## Exercise brief
Render the material from its first line through the line containing "slot-arrow-icon[interactable]: › [928, 194, 932, 208]" as a numbered list, leaving out any blank lines.

(Box annotation data)

========================

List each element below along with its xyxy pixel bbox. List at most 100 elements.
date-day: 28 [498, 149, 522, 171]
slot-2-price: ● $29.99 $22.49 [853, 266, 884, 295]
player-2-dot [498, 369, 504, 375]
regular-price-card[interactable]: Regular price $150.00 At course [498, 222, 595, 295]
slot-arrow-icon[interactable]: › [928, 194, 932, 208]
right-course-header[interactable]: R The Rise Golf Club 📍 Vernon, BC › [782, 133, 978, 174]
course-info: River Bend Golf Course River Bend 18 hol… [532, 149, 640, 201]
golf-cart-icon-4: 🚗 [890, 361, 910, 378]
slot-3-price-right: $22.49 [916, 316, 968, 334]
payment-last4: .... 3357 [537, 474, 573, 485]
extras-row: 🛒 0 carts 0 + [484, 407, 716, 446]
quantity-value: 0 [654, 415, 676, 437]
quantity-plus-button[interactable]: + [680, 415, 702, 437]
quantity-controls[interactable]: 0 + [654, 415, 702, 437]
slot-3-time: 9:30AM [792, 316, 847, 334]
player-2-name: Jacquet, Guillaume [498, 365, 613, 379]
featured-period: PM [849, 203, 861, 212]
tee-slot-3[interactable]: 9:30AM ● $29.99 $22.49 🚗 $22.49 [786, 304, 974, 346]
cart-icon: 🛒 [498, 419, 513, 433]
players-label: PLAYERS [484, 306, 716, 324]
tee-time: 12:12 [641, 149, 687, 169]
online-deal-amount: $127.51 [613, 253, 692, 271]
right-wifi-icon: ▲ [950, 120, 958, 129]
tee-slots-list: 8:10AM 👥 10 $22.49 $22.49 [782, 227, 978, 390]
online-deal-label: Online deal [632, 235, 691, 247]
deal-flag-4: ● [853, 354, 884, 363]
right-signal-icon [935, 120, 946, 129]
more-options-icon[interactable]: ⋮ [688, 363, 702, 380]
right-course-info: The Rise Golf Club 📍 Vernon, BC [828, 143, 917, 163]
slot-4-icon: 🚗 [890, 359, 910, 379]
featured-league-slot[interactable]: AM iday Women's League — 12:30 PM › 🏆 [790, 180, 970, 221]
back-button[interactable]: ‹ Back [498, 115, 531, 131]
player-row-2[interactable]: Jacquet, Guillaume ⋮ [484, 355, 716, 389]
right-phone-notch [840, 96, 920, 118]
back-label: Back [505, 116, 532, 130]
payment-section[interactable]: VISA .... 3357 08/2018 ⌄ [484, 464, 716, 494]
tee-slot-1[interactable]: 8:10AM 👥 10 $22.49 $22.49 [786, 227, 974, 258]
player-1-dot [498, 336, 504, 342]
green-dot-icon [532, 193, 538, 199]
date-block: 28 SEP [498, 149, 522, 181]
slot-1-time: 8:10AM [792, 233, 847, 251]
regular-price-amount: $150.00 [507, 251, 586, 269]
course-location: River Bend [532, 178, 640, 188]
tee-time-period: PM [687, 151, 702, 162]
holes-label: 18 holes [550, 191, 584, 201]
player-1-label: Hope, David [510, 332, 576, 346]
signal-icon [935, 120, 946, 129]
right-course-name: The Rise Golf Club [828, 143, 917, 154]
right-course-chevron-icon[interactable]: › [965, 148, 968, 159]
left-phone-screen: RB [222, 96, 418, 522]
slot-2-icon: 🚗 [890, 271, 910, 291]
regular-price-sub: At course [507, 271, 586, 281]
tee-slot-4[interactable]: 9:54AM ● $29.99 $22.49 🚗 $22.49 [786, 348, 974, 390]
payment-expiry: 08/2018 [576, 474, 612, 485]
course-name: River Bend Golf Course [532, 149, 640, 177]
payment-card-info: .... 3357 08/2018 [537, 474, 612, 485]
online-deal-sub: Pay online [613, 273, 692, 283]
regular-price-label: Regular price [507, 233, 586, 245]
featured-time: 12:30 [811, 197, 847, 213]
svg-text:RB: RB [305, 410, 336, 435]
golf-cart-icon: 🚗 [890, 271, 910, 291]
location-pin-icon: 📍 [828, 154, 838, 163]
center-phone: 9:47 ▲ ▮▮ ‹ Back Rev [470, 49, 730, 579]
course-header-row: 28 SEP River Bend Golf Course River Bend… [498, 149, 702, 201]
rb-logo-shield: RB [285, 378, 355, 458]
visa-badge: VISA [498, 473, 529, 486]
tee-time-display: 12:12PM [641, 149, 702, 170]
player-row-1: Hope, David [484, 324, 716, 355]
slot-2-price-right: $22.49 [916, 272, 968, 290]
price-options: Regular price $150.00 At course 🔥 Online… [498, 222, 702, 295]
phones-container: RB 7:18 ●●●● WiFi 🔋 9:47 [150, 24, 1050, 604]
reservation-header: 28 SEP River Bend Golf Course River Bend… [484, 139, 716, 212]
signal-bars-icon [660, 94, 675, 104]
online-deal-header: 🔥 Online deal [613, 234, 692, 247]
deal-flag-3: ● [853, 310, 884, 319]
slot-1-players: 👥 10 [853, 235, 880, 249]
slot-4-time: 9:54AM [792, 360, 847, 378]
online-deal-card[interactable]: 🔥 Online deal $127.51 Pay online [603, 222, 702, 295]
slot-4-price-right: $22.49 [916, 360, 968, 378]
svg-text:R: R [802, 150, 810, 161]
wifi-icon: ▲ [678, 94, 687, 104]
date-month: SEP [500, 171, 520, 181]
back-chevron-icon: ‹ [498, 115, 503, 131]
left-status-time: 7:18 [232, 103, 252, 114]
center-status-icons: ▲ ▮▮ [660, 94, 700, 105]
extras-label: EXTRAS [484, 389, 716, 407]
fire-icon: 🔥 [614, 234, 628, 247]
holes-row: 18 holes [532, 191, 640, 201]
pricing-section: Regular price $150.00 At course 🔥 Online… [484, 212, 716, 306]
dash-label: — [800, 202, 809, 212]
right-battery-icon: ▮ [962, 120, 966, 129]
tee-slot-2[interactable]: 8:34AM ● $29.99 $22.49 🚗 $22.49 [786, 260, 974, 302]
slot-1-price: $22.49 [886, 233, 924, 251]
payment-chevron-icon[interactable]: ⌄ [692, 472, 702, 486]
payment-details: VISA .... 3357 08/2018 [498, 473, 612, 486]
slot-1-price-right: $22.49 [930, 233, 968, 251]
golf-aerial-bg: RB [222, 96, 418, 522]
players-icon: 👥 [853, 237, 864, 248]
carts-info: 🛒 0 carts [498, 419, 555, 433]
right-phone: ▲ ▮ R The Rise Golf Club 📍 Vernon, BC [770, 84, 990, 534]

========================

## Exercise solution
1. List each element below along with its xyxy pixel bbox. List at most 100 elements.
2. date-day: 28 [498, 149, 522, 171]
3. slot-2-price: ● $29.99 $22.49 [853, 266, 884, 295]
4. player-2-dot [498, 369, 504, 375]
5. regular-price-card[interactable]: Regular price $150.00 At course [498, 222, 595, 295]
6. slot-arrow-icon[interactable]: › [928, 194, 932, 208]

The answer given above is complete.